• Information given
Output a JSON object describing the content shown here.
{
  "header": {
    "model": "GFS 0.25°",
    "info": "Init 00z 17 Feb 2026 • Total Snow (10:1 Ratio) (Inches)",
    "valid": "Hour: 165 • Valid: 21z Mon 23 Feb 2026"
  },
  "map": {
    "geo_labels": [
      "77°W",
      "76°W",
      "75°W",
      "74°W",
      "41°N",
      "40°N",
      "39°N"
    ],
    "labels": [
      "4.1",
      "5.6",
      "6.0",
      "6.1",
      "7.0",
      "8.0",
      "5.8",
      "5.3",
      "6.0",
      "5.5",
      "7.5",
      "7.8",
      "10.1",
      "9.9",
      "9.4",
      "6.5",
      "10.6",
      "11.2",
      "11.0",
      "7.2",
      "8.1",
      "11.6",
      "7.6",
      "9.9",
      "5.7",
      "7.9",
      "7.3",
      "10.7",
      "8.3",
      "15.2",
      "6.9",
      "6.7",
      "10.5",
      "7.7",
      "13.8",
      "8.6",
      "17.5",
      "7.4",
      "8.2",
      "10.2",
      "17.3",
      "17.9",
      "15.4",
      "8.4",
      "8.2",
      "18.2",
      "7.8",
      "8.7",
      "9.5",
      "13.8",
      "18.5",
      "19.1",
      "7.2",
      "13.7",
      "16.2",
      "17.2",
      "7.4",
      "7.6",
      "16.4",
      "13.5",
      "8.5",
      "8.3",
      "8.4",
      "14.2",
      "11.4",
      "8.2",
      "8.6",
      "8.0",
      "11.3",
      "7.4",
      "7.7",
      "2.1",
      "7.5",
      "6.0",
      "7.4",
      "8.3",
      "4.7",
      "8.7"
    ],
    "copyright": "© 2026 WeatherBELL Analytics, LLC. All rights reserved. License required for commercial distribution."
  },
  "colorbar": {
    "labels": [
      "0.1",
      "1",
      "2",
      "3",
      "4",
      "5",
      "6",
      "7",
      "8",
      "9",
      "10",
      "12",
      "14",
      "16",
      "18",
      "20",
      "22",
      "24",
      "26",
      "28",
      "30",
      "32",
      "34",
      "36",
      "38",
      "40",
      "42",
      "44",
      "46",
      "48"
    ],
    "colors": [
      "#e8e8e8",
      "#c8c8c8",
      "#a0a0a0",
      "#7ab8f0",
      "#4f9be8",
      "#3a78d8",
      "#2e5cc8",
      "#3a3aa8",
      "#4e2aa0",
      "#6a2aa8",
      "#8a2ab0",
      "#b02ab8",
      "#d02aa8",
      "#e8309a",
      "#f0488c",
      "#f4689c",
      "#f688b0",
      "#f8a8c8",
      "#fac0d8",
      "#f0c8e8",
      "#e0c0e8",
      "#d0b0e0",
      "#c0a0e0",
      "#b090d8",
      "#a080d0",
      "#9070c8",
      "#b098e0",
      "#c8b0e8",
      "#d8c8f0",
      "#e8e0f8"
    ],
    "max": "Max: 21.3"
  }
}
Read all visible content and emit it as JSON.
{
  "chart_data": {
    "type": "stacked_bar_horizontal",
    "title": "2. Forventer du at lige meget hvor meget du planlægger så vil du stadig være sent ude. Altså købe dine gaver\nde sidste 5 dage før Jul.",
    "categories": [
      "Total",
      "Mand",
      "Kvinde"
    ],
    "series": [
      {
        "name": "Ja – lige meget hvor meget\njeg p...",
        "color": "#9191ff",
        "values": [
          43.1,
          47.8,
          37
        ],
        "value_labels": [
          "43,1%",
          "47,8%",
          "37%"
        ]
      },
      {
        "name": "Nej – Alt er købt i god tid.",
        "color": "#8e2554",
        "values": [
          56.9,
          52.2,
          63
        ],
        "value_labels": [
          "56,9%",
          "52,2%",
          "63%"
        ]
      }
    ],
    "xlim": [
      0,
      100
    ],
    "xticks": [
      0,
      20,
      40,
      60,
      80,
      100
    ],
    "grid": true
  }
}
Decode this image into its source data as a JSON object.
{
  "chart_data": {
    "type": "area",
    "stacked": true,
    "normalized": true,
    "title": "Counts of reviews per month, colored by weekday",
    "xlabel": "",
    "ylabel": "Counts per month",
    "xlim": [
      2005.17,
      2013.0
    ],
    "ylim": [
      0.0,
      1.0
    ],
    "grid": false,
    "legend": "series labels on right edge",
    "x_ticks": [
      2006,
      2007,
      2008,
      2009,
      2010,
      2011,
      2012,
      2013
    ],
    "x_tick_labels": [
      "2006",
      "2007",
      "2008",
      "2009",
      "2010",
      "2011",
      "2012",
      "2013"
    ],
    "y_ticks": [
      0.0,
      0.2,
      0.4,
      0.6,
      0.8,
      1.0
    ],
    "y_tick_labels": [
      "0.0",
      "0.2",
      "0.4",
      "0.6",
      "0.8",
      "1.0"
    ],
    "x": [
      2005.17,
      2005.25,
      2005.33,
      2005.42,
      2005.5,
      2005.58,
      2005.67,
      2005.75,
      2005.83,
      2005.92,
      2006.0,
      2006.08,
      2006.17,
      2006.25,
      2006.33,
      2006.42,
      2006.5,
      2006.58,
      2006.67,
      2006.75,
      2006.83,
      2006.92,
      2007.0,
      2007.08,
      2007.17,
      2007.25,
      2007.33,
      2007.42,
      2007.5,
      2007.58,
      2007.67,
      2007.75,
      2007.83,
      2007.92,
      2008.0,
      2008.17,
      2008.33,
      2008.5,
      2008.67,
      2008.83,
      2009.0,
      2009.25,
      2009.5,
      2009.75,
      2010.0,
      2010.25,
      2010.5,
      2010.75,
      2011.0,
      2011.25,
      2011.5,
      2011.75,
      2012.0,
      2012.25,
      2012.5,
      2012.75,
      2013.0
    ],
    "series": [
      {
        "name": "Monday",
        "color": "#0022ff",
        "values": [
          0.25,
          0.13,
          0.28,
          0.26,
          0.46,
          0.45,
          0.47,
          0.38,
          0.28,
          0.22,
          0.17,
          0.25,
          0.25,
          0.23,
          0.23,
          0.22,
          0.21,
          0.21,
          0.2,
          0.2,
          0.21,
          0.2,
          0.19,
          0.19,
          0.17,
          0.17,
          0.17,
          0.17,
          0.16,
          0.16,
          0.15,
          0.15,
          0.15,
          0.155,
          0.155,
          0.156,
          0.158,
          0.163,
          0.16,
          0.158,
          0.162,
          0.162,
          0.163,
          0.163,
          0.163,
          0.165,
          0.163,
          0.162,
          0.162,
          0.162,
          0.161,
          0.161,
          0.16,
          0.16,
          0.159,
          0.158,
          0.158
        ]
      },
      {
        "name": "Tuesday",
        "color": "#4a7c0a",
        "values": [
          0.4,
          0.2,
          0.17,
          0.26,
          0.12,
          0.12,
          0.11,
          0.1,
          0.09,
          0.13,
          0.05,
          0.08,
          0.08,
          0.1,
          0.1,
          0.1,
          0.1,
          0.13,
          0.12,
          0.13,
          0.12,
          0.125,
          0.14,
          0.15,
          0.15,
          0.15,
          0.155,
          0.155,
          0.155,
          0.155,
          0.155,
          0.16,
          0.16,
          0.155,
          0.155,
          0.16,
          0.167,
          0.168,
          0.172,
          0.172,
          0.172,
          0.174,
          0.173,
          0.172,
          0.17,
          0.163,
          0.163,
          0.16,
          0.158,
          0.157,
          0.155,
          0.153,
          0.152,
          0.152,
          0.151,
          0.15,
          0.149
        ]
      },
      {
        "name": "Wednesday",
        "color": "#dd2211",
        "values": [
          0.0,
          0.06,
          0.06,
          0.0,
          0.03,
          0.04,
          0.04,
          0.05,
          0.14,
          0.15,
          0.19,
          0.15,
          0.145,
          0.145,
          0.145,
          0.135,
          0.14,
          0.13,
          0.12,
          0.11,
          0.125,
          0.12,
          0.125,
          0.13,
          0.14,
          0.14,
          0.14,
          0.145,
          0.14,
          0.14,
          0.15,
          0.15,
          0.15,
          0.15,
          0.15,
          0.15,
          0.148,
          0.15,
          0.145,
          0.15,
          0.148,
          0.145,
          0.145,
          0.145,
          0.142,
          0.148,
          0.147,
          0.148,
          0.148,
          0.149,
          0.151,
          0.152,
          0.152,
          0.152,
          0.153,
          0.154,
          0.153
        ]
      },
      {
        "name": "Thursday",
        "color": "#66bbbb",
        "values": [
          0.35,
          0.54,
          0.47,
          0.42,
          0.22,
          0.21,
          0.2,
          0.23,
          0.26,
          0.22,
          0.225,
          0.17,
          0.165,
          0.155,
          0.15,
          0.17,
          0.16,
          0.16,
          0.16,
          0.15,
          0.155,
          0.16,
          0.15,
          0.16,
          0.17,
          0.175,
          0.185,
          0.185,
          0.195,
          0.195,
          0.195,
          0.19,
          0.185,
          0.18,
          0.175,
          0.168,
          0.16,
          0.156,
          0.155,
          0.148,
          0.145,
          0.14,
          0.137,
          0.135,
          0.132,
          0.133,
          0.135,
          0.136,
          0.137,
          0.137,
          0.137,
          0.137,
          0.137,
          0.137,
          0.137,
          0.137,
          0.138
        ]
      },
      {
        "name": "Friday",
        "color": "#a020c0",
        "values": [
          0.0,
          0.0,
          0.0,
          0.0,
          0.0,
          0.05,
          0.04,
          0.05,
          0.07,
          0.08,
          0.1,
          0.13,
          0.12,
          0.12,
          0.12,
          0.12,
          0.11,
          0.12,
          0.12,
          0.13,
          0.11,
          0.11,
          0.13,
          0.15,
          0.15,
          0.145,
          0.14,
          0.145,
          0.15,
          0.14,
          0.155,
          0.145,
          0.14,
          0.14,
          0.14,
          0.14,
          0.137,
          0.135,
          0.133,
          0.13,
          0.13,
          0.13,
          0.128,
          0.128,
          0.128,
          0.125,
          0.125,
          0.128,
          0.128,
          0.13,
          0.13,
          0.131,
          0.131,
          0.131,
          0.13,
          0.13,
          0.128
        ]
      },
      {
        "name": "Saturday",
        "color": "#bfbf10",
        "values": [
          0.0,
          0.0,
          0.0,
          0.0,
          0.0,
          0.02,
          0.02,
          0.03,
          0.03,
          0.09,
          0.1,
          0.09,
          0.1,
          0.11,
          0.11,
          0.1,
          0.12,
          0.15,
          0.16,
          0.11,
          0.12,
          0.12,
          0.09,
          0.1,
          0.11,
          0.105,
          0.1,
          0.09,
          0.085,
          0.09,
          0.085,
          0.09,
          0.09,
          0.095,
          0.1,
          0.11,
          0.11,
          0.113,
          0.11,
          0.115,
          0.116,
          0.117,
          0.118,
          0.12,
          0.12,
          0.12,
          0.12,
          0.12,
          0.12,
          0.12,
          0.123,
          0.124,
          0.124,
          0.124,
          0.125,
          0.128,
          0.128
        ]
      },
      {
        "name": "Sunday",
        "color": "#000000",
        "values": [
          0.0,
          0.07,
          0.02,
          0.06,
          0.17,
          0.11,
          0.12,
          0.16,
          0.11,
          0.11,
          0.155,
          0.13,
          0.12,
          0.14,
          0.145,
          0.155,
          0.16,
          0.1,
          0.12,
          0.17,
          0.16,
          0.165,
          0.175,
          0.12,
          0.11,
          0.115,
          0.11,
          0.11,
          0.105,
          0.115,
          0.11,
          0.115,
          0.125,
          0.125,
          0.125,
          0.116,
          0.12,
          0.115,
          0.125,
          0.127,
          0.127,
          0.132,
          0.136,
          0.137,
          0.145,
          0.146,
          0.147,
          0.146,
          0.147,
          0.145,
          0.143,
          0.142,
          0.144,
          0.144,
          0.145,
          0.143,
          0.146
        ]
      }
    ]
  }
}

• The task
Return each line among the entries that holds the word "name".

• Complete output
        "name": "Ja – lige meget hvor meget\njeg p...",
        "name": "Nej – Alt er købt i god tid.",
        "name": "Monday",
        "name": "Tuesday",
        "name": "Wednesday",
        "name": "Thursday",
        "name": "Friday",
        "name": "Saturday",
        "name": "Sunday",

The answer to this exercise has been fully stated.